**Work required**: Output an exact reproduction of the data.

(Stored records)
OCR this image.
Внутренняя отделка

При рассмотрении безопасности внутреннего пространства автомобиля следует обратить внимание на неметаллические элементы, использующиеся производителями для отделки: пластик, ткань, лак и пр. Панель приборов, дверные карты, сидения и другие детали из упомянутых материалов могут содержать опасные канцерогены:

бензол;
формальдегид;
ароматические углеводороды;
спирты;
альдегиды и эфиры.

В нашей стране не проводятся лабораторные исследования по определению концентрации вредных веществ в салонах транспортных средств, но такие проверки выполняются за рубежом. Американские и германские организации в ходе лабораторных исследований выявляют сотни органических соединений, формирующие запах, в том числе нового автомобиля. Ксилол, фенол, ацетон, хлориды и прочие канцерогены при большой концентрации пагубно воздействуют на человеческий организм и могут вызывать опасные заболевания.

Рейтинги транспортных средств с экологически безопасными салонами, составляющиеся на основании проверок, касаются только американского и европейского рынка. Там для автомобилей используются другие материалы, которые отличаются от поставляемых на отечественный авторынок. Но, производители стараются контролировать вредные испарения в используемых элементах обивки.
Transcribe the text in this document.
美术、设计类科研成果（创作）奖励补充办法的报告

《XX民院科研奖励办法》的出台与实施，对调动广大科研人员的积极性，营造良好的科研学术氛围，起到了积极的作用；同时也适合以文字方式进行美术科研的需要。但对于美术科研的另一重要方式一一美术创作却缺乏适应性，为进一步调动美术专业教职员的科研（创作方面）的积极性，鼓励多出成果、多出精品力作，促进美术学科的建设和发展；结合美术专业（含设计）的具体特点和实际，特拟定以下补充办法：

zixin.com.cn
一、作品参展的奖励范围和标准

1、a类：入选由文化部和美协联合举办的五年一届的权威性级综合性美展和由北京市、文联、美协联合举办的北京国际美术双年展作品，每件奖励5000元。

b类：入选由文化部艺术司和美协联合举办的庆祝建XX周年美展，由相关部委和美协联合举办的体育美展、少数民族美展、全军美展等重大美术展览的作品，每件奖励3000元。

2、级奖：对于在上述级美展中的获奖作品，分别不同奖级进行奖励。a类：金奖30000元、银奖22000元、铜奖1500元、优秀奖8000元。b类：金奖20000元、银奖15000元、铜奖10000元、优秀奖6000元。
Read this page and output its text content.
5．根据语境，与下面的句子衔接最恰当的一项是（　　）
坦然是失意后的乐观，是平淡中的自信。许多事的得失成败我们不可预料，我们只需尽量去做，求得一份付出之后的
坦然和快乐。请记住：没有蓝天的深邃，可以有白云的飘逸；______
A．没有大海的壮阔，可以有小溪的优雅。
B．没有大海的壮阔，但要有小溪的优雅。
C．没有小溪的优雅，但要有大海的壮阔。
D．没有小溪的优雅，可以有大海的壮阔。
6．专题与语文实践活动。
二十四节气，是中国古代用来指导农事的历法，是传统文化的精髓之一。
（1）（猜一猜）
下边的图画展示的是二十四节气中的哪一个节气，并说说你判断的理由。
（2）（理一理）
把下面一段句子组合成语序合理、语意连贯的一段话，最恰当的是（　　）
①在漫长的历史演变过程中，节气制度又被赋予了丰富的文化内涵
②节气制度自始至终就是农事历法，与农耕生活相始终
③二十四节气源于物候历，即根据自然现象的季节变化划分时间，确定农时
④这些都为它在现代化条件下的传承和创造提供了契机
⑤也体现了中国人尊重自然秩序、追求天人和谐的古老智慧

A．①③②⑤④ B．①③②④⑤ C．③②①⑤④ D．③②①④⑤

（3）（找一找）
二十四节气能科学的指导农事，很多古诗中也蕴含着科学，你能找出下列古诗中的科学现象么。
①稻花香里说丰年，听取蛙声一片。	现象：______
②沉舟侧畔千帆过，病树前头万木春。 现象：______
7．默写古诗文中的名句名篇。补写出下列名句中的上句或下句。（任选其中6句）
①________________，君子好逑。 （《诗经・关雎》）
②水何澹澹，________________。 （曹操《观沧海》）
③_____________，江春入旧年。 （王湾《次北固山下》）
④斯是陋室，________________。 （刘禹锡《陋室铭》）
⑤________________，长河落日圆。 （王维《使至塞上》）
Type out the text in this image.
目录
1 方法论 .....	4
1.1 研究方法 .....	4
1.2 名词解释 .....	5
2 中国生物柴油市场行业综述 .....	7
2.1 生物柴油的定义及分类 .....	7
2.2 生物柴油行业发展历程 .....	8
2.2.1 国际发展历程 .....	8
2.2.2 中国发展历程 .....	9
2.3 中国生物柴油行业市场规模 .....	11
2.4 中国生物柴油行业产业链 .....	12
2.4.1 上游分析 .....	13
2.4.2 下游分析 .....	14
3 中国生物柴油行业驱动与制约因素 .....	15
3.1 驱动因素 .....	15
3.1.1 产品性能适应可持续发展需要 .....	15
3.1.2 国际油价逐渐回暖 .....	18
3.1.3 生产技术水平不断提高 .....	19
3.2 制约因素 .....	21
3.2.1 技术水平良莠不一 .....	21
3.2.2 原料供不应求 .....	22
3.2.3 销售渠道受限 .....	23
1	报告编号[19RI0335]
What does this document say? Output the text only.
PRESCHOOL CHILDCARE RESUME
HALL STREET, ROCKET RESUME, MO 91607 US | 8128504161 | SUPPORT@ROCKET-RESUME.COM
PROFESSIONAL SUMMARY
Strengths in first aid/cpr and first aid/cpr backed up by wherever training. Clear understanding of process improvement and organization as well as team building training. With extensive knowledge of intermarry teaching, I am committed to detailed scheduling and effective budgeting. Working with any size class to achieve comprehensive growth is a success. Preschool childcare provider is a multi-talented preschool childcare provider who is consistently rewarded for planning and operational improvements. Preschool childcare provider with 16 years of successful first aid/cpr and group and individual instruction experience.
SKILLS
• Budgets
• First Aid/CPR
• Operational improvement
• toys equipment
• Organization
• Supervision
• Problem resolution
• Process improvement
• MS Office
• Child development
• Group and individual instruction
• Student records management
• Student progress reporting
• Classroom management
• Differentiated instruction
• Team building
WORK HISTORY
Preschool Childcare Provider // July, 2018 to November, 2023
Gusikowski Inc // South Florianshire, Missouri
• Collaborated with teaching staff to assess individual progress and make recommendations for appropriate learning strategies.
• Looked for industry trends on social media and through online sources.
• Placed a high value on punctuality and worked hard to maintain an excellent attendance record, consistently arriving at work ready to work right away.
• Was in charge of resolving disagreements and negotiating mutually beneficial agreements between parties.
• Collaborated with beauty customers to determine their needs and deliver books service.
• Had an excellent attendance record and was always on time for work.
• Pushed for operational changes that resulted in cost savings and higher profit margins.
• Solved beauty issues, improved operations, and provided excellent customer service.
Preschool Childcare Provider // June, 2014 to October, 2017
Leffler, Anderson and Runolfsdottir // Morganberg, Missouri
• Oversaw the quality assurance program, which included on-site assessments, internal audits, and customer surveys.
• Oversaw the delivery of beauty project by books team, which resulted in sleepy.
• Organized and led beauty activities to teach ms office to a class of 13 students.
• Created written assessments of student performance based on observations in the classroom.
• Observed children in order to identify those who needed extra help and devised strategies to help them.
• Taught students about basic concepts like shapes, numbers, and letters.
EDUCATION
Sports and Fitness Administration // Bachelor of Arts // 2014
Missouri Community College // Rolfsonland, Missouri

**Answer below**:
OCR this image.
Внутренняя отделка

При рассмотрении безопасности внутреннего пространства автомобиля следует обратить внимание на неметаллические элементы, использующиеся производителями для отделки: пластик, ткань, лак и пр. Панель приборов, дверные карты, сидения и другие детали из упомянутых материалов могут содержать опасные канцерогены:

бензол;
формальдегид;
ароматические углеводороды;
спирты;
альдегиды и эфиры.

В нашей стране не проводятся лабораторные исследования по определению концентрации вредных веществ в салонах транспортных средств, но такие проверки выполняются за рубежом. Американские и германские организации в ходе лабораторных исследований выявляют сотни органических соединений, формирующие запах, в том числе нового автомобиля. Ксилол, фенол, ацетон, хлориды и прочие канцерогены при большой концентрации пагубно воздействуют на человеческий организм и могут вызывать опасные заболевания.

Рейтинги транспортных средств с экологически безопасными салонами, составляющиеся на основании проверок, касаются только американского и европейского рынка. Там для автомобилей используются другие материалы, которые отличаются от поставляемых на отечественный авторынок. Но, производители стараются контролировать вредные испарения в используемых элементах обивки.
Transcribe the text in this document.
美术、设计类科研成果（创作）奖励补充办法的报告

《XX民院科研奖励办法》的出台与实施，对调动广大科研人员的积极性，营造良好的科研学术氛围，起到了积极的作用；同时也适合以文字方式进行美术科研的需要。但对于美术科研的另一重要方式一一美术创作却缺乏适应性，为进一步调动美术专业教职员的科研（创作方面）的积极性，鼓励多出成果、多出精品力作，促进美术学科的建设和发展；结合美术专业（含设计）的具体特点和实际，特拟定以下补充办法：

zixin.com.cn
一、作品参展的奖励范围和标准

1、a类：入选由文化部和美协联合举办的五年一届的权威性级综合性美展和由北京市、文联、美协联合举办的北京国际美术双年展作品，每件奖励5000元。

b类：入选由文化部艺术司和美协联合举办的庆祝建XX周年美展，由相关部委和美协联合举办的体育美展、少数民族美展、全军美展等重大美术展览的作品，每件奖励3000元。

2、级奖：对于在上述级美展中的获奖作品，分别不同奖级进行奖励。a类：金奖30000元、银奖22000元、铜奖1500元、优秀奖8000元。b类：金奖20000元、银奖15000元、铜奖10000元、优秀奖6000元。
Read this page and output its text content.
5．根据语境，与下面的句子衔接最恰当的一项是（　　）
坦然是失意后的乐观，是平淡中的自信。许多事的得失成败我们不可预料，我们只需尽量去做，求得一份付出之后的
坦然和快乐。请记住：没有蓝天的深邃，可以有白云的飘逸；______
A．没有大海的壮阔，可以有小溪的优雅。
B．没有大海的壮阔，但要有小溪的优雅。
C．没有小溪的优雅，但要有大海的壮阔。
D．没有小溪的优雅，可以有大海的壮阔。
6．专题与语文实践活动。
二十四节气，是中国古代用来指导农事的历法，是传统文化的精髓之一。
（1）（猜一猜）
下边的图画展示的是二十四节气中的哪一个节气，并说说你判断的理由。
（2）（理一理）
把下面一段句子组合成语序合理、语意连贯的一段话，最恰当的是（　　）
①在漫长的历史演变过程中，节气制度又被赋予了丰富的文化内涵
②节气制度自始至终就是农事历法，与农耕生活相始终
③二十四节气源于物候历，即根据自然现象的季节变化划分时间，确定农时
④这些都为它在现代化条件下的传承和创造提供了契机
⑤也体现了中国人尊重自然秩序、追求天人和谐的古老智慧

A．①③②⑤④ B．①③②④⑤ C．③②①⑤④ D．③②①④⑤

（3）（找一找）
二十四节气能科学的指导农事，很多古诗中也蕴含着科学，你能找出下列古诗中的科学现象么。
①稻花香里说丰年，听取蛙声一片。	现象：______
②沉舟侧畔千帆过，病树前头万木春。 现象：______
7．默写古诗文中的名句名篇。补写出下列名句中的上句或下句。（任选其中6句）
①________________，君子好逑。 （《诗经・关雎》）
②水何澹澹，________________。 （曹操《观沧海》）
③_____________，江春入旧年。 （王湾《次北固山下》）
④斯是陋室，________________。 （刘禹锡《陋室铭》）
⑤________________，长河落日圆。 （王维《使至塞上》）
Type out the text in this image.
目录
1 方法论 .....	4
1.1 研究方法 .....	4
1.2 名词解释 .....	5
2 中国生物柴油市场行业综述 .....	7
2.1 生物柴油的定义及分类 .....	7
2.2 生物柴油行业发展历程 .....	8
2.2.1 国际发展历程 .....	8
2.2.2 中国发展历程 .....	9
2.3 中国生物柴油行业市场规模 .....	11
2.4 中国生物柴油行业产业链 .....	12
2.4.1 上游分析 .....	13
2.4.2 下游分析 .....	14
3 中国生物柴油行业驱动与制约因素 .....	15
3.1 驱动因素 .....	15
3.1.1 产品性能适应可持续发展需要 .....	15
3.1.2 国际油价逐渐回暖 .....	18
3.1.3 生产技术水平不断提高 .....	19
3.2 制约因素 .....	21
3.2.1 技术水平良莠不一 .....	21
3.2.2 原料供不应求 .....	22
3.2.3 销售渠道受限 .....	23
1	报告编号[19RI0335]
What does this document say? Output the text only.
PRESCHOOL CHILDCARE RESUME
HALL STREET, ROCKET RESUME, MO 91607 US | 8128504161 | SUPPORT@ROCKET-RESUME.COM
PROFESSIONAL SUMMARY
Strengths in first aid/cpr and first aid/cpr backed up by wherever training. Clear understanding of process improvement and organization as well as team building training. With extensive knowledge of intermarry teaching, I am committed to detailed scheduling and effective budgeting. Working with any size class to achieve comprehensive growth is a success. Preschool childcare provider is a multi-talented preschool childcare provider who is consistently rewarded for planning and operational improvements. Preschool childcare provider with 16 years of successful first aid/cpr and group and individual instruction experience.
SKILLS
• Budgets
• First Aid/CPR
• Operational improvement
• toys equipment
• Organization
• Supervision
• Problem resolution
• Process improvement
• MS Office
• Child development
• Group and individual instruction
• Student records management
• Student progress reporting
• Classroom management
• Differentiated instruction
• Team building
WORK HISTORY
Preschool Childcare Provider // July, 2018 to November, 2023
Gusikowski Inc // South Florianshire, Missouri
• Collaborated with teaching staff to assess individual progress and make recommendations for appropriate learning strategies.
• Looked for industry trends on social media and through online sources.
• Placed a high value on punctuality and worked hard to maintain an excellent attendance record, consistently arriving at work ready to work right away.
• Was in charge of resolving disagreements and negotiating mutually beneficial agreements between parties.
• Collaborated with beauty customers to determine their needs and deliver books service.
• Had an excellent attendance record and was always on time for work.
• Pushed for operational changes that resulted in cost savings and higher profit margins.
• Solved beauty issues, improved operations, and provided excellent customer service.
Preschool Childcare Provider // June, 2014 to October, 2017
Leffler, Anderson and Runolfsdottir // Morganberg, Missouri
• Oversaw the quality assurance program, which included on-site assessments, internal audits, and customer surveys.
• Oversaw the delivery of beauty project by books team, which resulted in sleepy.
• Organized and led beauty activities to teach ms office to a class of 13 students.
• Created written assessments of student performance based on observations in the classroom.
• Observed children in order to identify those who needed extra help and devised strategies to help them.
• Taught students about basic concepts like shapes, numbers, and letters.
EDUCATION
Sports and Fitness Administration // Bachelor of Arts // 2014
Missouri Community College // Rolfsonland, Missouri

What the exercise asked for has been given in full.